→ **WHAT IS NEEDED**
Every record should be written out exactly, with the pictures left out.

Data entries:
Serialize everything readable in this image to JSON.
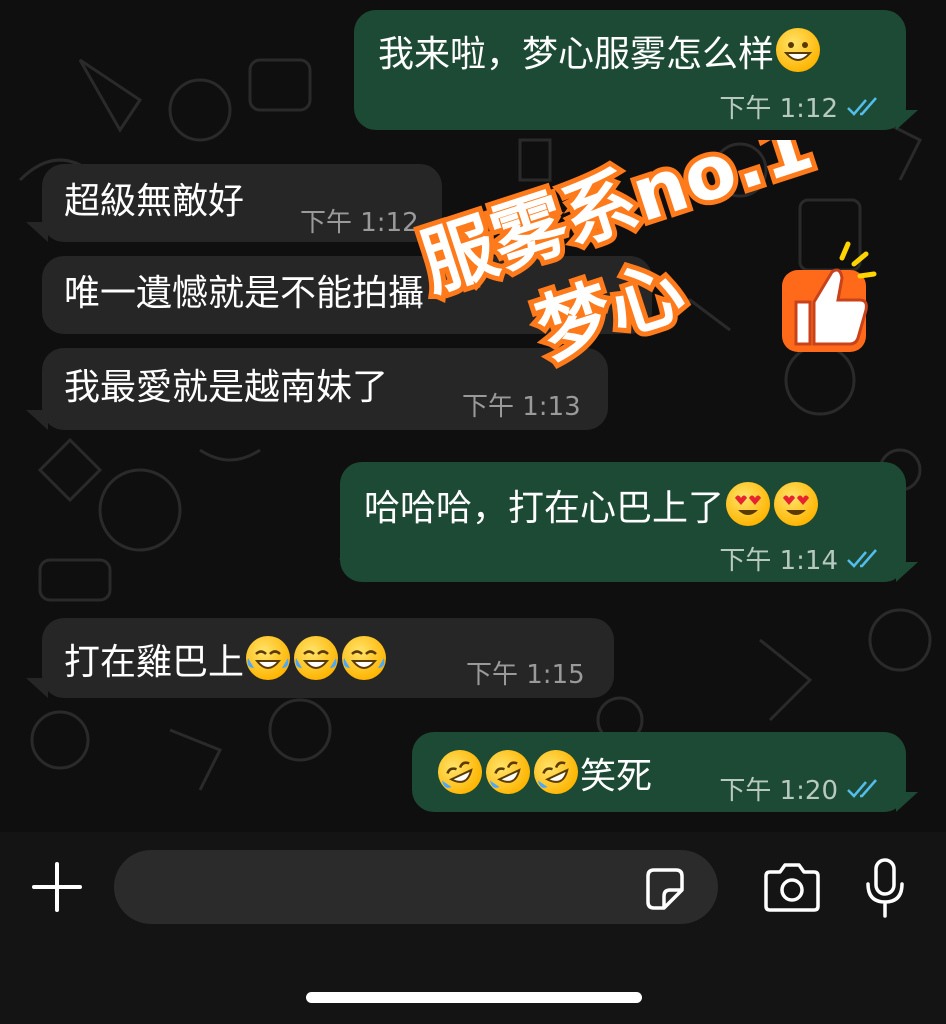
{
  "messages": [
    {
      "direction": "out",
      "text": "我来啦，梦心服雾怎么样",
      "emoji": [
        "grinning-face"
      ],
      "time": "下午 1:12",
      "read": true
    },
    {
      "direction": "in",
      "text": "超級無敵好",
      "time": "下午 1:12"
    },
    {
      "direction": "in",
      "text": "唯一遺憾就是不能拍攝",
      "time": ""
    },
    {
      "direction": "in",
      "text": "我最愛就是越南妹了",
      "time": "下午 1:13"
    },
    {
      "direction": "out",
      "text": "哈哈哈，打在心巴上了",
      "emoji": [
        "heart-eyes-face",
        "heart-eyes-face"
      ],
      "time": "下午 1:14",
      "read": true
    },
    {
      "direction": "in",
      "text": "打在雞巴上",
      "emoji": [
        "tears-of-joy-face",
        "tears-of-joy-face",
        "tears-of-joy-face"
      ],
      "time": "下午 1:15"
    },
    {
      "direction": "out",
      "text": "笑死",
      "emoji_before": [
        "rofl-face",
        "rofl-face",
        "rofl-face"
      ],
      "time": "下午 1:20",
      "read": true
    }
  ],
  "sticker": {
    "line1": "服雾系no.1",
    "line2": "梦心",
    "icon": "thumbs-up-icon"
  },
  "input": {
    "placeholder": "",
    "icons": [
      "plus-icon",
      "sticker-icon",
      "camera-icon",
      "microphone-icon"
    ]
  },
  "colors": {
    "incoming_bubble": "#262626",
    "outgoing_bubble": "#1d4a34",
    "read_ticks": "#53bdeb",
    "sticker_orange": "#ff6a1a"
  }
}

→ **SOLUTION**
Serialize everything readable in this image to JSON.
{
  "messages": [
    {
      "direction": "out",
      "text": "我来啦，梦心服雾怎么样",
      "emoji": [
        "grinning-face"
      ],
      "time": "下午 1:12",
      "read": true
    },
    {
      "direction": "in",
      "text": "超級無敵好",
      "time": "下午 1:12"
    },
    {
      "direction": "in",
      "text": "唯一遺憾就是不能拍攝",
      "time": ""
    },
    {
      "direction": "in",
      "text": "我最愛就是越南妹了",
      "time": "下午 1:13"
    },
    {
      "direction": "out",
      "text": "哈哈哈，打在心巴上了",
      "emoji": [
        "heart-eyes-face",
        "heart-eyes-face"
      ],
      "time": "下午 1:14",
      "read": true
    },
    {
      "direction": "in",
      "text": "打在雞巴上",
      "emoji": [
        "tears-of-joy-face",
        "tears-of-joy-face",
        "tears-of-joy-face"
      ],
      "time": "下午 1:15"
    },
    {
      "direction": "out",
      "text": "笑死",
      "emoji_before": [
        "rofl-face",
        "rofl-face",
        "rofl-face"
      ],
      "time": "下午 1:20",
      "read": true
    }
  ],
  "sticker": {
    "line1": "服雾系no.1",
    "line2": "梦心",
    "icon": "thumbs-up-icon"
  },
  "input": {
    "placeholder": "",
    "icons": [
      "plus-icon",
      "sticker-icon",
      "camera-icon",
      "microphone-icon"
    ]
  },
  "colors": {
    "incoming_bubble": "#262626",
    "outgoing_bubble": "#1d4a34",
    "read_ticks": "#53bdeb",
    "sticker_orange": "#ff6a1a"
  }
}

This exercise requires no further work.